■ AUFGABE 1
Gib aus den Datensätzen den Abschnitt unverändert Zeile für Zeile wieder, der mit der Zeile beginnt, die „Extract all elements“ enthält, und mit der Zeile endet, die „y-tick-label: 80.00 [26, 413, 66, 429]“ enthält. Beide Zeilen gehören dazu.

■ QUELLTEXT

▶

Nach Gipfel bilaterales Treffen von Selenskyj und Putin geplant

Es war Bundeskanzler Friedrich Merz, der die zur Schau gestellte Harmonie im Weißen Haus am Montag für einen Moment ins Wanken brachte. Wer Donald Trump, Wolodymyr Selenskyj und die versammelten europäischen Verbündeten auf dem hastig einberufenen Gipfel bis dahin beobachtet hatte, konnte den Eindruck gewinnen, der Weg zum Frieden in der Ukraine sei schon geebnet. Im Kontrast zur entgleisten Begegnung zwischen dem amerikanischen und dem ukrainischen Präsidenten im Februar herrschte im Oval Office diesmal eine freundschaftliche Atmosphäre.

Selenskyj, der zur Freude Trumps ein schwarzes Hemd mit Jacke statt seines gewohnten Pullovers trug, vermied jede Formulierung, die dem Gastgeber hätte missfallen können. Nachdem ihm der Vizepräsident J.D. Vance vor sechs Monaten Undankbarkeit vorgeworfen hatte, bedankte sich Selenskyj im Laufe des Tages gleich mehrfach bei Trump – für dessen Engagement und für die Einladung etwa.

Trump wiederum verzichtete auf die üblichen Spitzen gegen Kiew. Stattdessen sagte er, die Ukraine sei „durch die Hölle gegangen“ und könne mit „sehr gutem Schutz“ durch die Vereinigten Staaten rechnen. Sogar eine Stationierung amerikanischer Truppen in der Ukraine schloss er nicht aus. Zwar stünden die Europäer bei den Sicherheitsgarantien „an vorderster Verteidigungslinie“, doch auch Washington werde seinen Teil beitragen. Anschließend zeigte sich Trump zuversichtlich, dass es schon bald zu einem Dreiertreffen mit dem russischen Präsidenten Wladimir Putin kommen werde.

Auch im Beisein der sieben mitgereisten europäischen Staats- und Regierungschefs blieb der Ton zugewandt. Trump begrüßte jeden Einzelnen mit einem Kompliment – im Falle des Bundeskanzlers lobte er dessen „starke Führung“ und sonnengebräunten Teint – und sprach von einer „großen Ehre“, sie alle in Washington willkommen zu heißen. Der vorangegangene Gipfel in Alaska, fuhr Trump fort, habe ihn in seiner Überzeugung bestärkt, dass ein Frieden zwar schwierig, aber erreichbar sei.

◀

■ DATENAUSZUG
▶

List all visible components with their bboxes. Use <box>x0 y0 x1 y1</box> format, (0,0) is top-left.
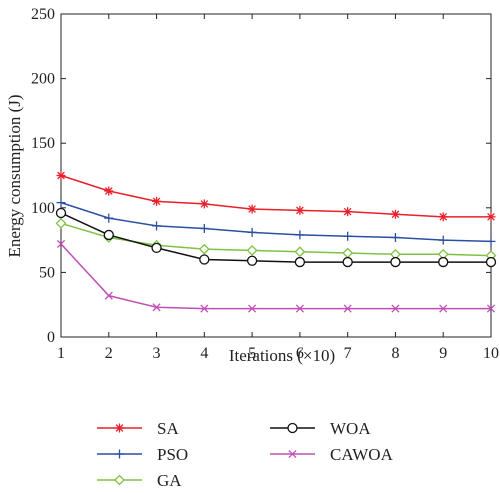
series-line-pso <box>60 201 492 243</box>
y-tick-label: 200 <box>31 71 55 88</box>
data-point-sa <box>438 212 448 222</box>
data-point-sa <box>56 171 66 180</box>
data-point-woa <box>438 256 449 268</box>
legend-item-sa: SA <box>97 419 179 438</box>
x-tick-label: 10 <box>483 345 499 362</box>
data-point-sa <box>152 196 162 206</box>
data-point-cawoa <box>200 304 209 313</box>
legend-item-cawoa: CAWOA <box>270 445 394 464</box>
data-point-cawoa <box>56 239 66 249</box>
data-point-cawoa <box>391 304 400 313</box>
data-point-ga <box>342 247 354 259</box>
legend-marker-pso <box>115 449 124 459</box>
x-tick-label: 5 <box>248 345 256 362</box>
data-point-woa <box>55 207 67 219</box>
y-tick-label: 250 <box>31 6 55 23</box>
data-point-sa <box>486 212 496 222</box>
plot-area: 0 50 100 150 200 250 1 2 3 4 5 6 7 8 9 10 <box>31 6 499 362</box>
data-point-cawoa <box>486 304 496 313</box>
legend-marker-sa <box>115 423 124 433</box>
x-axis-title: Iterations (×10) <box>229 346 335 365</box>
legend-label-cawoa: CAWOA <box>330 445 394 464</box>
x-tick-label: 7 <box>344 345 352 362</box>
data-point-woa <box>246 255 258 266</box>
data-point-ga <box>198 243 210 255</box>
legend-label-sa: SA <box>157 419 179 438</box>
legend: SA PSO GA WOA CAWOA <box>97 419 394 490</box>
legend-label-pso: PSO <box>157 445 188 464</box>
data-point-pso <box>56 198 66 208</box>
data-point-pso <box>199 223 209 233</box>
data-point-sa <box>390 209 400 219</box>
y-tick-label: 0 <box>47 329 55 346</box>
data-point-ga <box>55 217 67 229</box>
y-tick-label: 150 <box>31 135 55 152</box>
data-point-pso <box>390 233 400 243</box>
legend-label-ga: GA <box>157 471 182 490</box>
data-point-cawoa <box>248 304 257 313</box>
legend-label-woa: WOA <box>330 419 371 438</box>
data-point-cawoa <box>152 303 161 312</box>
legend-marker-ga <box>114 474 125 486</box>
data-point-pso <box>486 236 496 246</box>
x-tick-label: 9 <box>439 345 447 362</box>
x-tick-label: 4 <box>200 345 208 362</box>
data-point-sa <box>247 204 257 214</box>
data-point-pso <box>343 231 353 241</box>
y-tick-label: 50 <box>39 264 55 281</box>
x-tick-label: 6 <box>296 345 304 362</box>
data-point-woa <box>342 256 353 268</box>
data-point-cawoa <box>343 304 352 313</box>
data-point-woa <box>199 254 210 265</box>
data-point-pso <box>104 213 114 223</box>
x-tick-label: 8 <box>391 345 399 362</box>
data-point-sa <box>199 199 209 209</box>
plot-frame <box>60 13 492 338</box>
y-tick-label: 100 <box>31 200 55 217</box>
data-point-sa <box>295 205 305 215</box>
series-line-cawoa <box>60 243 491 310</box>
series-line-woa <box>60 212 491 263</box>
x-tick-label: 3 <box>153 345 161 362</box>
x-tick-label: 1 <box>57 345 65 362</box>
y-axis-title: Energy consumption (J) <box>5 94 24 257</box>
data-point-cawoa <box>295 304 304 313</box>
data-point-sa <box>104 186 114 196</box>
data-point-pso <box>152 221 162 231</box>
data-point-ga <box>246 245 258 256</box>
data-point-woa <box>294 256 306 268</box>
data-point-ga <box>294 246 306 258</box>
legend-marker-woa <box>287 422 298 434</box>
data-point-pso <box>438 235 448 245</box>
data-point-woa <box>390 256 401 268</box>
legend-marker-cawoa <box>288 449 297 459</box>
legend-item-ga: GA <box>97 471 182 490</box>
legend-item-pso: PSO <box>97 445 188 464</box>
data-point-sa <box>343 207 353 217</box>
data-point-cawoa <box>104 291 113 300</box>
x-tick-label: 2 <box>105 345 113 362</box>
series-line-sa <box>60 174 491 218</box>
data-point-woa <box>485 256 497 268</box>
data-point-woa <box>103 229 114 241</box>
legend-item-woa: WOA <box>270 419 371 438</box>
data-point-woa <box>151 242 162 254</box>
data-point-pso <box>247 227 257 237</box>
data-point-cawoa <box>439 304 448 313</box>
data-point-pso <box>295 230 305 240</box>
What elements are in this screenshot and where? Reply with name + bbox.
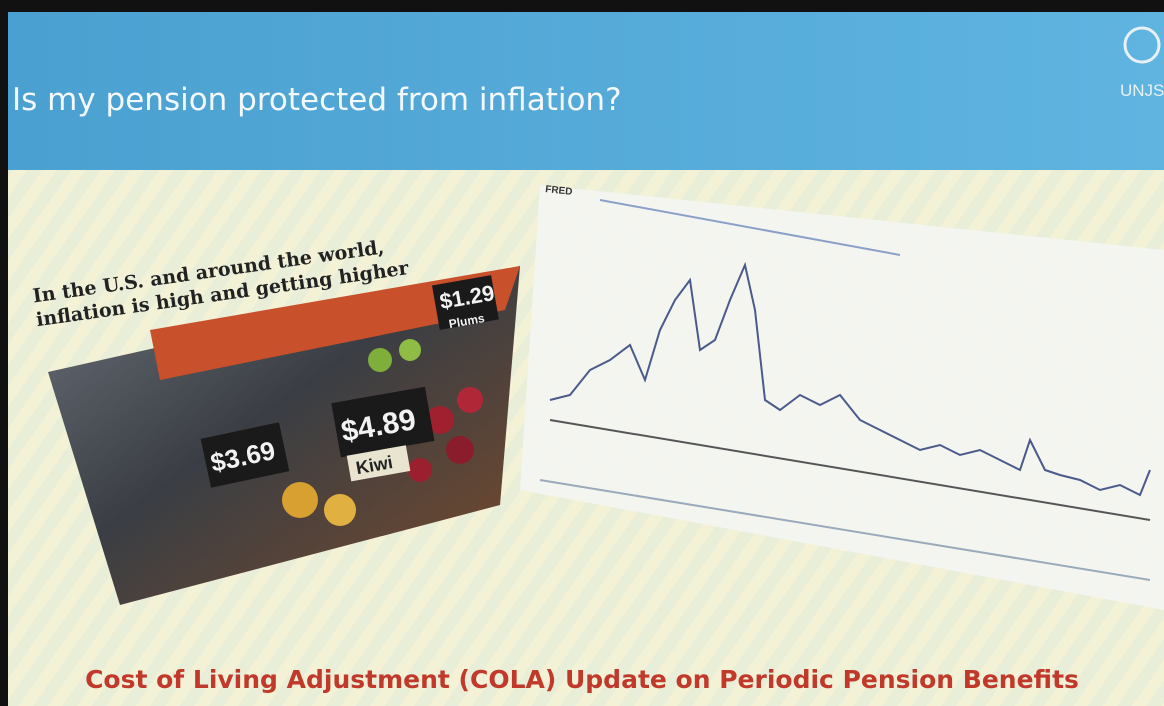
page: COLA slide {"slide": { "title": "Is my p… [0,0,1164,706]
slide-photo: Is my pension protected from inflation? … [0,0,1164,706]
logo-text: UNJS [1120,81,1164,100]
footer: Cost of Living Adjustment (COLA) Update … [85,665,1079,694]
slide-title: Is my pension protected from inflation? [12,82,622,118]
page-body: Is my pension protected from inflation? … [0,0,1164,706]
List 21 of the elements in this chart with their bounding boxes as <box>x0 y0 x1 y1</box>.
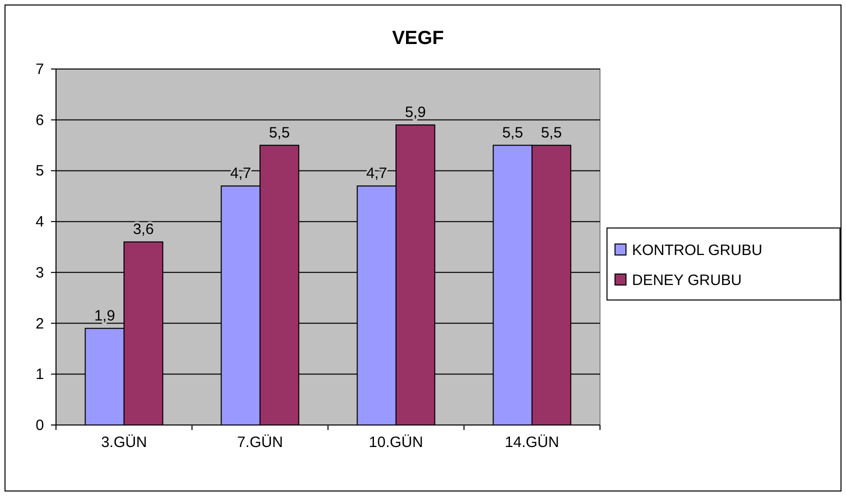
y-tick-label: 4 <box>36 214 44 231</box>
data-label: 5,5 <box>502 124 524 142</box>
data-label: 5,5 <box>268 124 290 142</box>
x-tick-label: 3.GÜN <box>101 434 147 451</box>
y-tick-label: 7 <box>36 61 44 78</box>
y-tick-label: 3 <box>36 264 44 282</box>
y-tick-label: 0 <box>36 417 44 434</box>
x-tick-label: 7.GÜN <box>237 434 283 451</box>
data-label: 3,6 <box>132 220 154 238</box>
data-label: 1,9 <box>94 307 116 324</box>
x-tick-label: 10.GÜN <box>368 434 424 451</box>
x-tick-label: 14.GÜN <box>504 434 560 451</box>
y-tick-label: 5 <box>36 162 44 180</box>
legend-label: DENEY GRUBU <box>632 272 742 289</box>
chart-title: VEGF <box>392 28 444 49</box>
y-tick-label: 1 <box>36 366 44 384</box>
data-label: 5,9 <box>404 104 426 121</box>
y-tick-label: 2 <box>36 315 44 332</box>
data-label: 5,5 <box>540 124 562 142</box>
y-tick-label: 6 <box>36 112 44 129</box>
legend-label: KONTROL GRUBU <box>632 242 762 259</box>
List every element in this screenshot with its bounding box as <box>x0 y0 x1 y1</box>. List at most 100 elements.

◀
▶

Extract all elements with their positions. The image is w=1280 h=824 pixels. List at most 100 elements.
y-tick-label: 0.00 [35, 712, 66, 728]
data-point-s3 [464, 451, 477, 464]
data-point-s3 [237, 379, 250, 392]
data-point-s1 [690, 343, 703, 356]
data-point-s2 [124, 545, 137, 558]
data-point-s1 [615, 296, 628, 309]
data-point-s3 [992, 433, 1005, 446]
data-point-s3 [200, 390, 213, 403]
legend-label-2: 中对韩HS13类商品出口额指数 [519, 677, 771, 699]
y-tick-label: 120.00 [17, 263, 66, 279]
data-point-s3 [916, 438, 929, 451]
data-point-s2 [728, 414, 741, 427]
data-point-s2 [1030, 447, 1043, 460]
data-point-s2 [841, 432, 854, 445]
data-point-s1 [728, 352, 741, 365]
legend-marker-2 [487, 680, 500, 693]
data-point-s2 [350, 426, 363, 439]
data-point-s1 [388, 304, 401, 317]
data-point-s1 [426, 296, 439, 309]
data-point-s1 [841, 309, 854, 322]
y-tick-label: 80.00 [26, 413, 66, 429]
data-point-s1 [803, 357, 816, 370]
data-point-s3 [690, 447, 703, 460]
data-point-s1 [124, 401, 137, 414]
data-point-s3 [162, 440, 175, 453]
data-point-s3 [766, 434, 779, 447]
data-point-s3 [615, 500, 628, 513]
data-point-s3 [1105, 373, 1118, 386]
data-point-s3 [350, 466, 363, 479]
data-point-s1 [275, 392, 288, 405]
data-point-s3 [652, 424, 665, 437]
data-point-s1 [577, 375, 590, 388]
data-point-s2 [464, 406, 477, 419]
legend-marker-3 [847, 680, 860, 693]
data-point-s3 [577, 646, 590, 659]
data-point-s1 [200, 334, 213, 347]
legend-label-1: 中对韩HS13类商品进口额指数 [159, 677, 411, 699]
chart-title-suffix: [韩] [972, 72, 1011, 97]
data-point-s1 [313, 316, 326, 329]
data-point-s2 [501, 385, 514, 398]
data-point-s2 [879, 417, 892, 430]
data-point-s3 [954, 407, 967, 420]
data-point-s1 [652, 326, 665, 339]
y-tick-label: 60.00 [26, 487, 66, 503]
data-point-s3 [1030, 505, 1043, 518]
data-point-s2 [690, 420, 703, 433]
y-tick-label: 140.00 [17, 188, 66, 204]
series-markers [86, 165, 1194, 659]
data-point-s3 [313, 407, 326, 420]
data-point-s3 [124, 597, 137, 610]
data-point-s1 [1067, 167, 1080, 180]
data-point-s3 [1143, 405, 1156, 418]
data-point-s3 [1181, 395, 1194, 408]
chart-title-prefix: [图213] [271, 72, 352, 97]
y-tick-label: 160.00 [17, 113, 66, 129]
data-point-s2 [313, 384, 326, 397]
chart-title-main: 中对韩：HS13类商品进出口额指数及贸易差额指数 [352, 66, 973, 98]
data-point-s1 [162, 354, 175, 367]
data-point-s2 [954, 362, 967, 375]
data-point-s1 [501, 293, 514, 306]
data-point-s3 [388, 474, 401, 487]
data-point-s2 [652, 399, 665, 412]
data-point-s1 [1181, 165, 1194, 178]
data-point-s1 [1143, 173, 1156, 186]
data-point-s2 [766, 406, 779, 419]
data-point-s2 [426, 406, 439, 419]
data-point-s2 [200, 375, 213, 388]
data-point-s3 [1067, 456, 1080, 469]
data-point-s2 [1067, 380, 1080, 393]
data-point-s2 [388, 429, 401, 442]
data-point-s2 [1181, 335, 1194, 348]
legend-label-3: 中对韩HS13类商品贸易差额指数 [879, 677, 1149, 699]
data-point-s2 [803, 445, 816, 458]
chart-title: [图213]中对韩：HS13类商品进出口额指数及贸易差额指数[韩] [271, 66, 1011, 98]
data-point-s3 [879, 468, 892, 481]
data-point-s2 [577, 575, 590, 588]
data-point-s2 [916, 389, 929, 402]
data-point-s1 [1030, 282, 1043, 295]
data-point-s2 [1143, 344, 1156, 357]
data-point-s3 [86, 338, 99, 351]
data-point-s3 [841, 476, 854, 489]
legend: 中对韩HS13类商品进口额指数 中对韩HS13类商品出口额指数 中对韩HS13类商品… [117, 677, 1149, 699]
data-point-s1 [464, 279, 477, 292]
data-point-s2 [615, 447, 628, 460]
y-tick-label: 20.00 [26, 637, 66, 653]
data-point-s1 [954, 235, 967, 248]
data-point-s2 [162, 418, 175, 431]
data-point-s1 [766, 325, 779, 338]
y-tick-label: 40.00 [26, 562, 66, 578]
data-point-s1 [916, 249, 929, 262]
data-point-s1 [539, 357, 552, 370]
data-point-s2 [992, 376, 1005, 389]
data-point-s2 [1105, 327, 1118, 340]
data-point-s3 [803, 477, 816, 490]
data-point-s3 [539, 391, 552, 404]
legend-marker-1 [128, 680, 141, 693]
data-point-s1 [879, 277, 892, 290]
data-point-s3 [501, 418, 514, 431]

◀

■ AUFGABE 2
Was trug Selenskyj laut dem Bericht über den Gipfel im Weißen Haus anstelle seines gewohnten Pullovers?

■ RICHTIGE ANTWORT 1
Extract all elements with their positions. The image is w=1280 h=824 pixels. List at most 100 elements.
y-tick-label: 0.00 [35, 712, 66, 728]
data-point-s3 [464, 451, 477, 464]
data-point-s3 [237, 379, 250, 392]
data-point-s1 [690, 343, 703, 356]
data-point-s2 [124, 545, 137, 558]
data-point-s1 [615, 296, 628, 309]
data-point-s3 [992, 433, 1005, 446]
data-point-s3 [200, 390, 213, 403]
legend-label-2: 中对韩HS13类商品出口额指数 [519, 677, 771, 699]
y-tick-label: 120.00 [17, 263, 66, 279]
data-point-s3 [916, 438, 929, 451]
data-point-s2 [728, 414, 741, 427]
data-point-s2 [1030, 447, 1043, 460]
data-point-s2 [841, 432, 854, 445]
data-point-s1 [728, 352, 741, 365]
legend-marker-2 [487, 680, 500, 693]
data-point-s2 [350, 426, 363, 439]
data-point-s1 [388, 304, 401, 317]
data-point-s1 [426, 296, 439, 309]
data-point-s1 [841, 309, 854, 322]
y-tick-label: 80.00 [26, 413, 66, 429]

■ RICHTIGE ANTWORT 2
Ein schwarzes Hemd mit Jacke.